#### Stated exercise
Wherever a line below holds the word "members", copy that line.

#### Entries supplied
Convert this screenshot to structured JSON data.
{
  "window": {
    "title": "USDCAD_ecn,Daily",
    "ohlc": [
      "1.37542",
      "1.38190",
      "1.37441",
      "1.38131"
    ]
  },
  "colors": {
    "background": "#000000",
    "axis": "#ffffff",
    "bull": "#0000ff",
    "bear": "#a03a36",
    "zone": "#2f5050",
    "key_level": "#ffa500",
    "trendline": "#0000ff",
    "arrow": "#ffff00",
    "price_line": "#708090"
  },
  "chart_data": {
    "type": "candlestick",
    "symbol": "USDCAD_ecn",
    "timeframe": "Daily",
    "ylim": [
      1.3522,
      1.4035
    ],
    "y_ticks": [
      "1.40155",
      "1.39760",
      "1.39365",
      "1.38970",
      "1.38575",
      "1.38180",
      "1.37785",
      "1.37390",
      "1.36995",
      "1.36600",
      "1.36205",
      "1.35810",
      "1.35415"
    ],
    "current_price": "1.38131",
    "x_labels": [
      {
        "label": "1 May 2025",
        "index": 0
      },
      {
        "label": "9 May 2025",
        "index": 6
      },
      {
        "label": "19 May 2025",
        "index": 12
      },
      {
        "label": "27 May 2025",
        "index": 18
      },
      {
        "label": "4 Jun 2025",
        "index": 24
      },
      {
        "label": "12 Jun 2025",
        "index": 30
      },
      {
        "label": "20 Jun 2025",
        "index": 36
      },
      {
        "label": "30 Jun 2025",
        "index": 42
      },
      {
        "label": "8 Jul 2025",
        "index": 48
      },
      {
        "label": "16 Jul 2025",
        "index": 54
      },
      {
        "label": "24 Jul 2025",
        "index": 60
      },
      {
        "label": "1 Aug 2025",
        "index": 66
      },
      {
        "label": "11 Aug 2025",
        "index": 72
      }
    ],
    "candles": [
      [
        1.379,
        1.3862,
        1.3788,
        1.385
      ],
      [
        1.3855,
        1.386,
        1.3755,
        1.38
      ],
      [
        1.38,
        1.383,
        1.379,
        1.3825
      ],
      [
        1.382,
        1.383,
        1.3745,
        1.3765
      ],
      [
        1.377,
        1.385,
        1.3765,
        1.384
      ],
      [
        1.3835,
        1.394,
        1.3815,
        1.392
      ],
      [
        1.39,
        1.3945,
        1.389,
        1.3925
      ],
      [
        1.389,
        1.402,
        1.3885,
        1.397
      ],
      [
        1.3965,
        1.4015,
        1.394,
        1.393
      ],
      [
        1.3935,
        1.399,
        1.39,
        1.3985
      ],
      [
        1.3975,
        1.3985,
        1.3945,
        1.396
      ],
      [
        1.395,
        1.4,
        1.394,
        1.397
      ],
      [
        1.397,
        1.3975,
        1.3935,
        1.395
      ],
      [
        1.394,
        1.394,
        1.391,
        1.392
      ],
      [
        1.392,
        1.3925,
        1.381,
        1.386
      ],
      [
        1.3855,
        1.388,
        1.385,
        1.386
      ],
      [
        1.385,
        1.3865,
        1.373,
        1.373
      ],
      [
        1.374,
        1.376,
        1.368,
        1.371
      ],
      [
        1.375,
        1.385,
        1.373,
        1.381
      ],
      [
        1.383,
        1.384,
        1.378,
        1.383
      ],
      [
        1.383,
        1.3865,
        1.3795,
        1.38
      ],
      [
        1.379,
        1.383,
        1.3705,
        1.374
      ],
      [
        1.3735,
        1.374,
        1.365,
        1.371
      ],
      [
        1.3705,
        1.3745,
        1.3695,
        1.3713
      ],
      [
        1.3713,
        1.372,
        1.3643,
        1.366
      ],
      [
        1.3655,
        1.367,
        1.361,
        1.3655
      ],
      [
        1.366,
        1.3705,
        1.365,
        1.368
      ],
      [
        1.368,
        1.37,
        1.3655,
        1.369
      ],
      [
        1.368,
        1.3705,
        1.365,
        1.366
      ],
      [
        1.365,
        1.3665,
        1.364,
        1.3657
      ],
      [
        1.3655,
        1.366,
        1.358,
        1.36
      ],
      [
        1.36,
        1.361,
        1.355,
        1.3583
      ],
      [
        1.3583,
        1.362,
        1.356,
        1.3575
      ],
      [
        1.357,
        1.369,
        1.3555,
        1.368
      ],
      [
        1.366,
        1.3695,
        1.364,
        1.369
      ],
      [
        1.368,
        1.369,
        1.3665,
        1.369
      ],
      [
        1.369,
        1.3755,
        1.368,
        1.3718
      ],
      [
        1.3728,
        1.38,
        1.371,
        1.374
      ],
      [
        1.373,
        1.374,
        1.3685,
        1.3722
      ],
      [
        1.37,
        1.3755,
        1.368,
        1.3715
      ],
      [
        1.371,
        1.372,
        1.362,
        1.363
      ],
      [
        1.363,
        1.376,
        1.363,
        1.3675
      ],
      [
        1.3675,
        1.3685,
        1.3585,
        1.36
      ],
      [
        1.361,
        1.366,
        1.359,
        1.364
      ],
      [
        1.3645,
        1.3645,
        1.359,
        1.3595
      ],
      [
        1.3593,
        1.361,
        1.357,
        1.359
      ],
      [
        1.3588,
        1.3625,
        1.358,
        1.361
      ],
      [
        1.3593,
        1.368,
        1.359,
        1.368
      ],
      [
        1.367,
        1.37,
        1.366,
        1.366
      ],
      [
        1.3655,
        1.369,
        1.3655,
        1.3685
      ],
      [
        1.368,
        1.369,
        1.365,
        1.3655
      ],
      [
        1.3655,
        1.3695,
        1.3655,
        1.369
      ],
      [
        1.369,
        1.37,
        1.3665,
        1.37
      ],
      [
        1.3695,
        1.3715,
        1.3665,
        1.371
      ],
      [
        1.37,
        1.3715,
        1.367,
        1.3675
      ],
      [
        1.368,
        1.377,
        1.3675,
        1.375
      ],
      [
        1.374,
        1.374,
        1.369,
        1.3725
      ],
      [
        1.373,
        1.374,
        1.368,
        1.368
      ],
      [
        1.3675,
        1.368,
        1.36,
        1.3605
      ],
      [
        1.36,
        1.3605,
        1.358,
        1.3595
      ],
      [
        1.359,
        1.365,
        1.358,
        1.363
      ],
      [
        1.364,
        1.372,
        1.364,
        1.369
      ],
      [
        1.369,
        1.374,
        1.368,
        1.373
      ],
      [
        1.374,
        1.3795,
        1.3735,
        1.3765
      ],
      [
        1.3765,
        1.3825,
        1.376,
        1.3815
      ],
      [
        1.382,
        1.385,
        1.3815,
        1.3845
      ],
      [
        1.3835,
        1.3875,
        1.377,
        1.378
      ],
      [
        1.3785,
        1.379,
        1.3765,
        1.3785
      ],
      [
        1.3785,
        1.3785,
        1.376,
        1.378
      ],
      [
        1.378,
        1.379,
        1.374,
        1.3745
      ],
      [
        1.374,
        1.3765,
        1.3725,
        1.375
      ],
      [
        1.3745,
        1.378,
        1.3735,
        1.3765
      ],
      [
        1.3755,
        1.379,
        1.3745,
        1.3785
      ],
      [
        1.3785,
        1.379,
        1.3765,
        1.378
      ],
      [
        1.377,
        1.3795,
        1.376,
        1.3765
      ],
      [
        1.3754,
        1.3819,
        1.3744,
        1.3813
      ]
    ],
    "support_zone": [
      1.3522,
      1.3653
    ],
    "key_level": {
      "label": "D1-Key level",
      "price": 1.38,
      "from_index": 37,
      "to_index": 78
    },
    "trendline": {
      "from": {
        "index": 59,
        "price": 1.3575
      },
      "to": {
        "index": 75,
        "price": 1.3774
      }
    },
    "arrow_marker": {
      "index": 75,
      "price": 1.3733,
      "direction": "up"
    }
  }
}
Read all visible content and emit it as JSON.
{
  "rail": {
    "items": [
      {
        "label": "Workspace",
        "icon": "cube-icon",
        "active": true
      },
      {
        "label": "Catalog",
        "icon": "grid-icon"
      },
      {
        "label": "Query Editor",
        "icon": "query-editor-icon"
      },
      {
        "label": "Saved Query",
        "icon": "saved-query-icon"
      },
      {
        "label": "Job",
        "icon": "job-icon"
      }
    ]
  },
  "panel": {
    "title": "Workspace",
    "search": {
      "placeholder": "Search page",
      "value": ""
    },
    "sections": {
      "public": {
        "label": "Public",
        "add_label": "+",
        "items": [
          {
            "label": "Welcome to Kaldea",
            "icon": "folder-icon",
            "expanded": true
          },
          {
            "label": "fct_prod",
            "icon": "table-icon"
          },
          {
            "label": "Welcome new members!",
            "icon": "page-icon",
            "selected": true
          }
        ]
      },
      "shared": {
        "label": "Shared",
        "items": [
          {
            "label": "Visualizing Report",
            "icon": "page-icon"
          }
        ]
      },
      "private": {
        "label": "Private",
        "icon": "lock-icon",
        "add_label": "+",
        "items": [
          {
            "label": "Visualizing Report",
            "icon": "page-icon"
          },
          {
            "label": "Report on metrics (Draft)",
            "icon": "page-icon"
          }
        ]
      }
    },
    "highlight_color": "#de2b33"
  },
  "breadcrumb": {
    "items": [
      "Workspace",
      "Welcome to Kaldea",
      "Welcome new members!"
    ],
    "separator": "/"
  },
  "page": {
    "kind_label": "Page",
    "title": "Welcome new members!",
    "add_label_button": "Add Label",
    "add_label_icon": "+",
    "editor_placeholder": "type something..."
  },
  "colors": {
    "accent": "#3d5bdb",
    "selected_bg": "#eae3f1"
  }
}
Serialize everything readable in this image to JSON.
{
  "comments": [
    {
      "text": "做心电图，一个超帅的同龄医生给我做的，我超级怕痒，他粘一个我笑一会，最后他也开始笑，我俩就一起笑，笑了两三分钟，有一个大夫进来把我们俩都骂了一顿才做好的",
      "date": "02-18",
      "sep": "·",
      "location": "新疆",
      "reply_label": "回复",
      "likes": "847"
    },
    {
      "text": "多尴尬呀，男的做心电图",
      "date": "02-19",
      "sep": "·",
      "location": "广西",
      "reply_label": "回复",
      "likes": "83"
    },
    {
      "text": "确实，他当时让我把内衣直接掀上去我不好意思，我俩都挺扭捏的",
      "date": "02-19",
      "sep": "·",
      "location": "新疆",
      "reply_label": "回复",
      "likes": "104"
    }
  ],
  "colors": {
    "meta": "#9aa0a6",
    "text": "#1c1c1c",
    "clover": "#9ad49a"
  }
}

#### Exercise answer
            "label": "Welcome new members!",
      "Welcome new members!"
    "title": "Welcome new members!",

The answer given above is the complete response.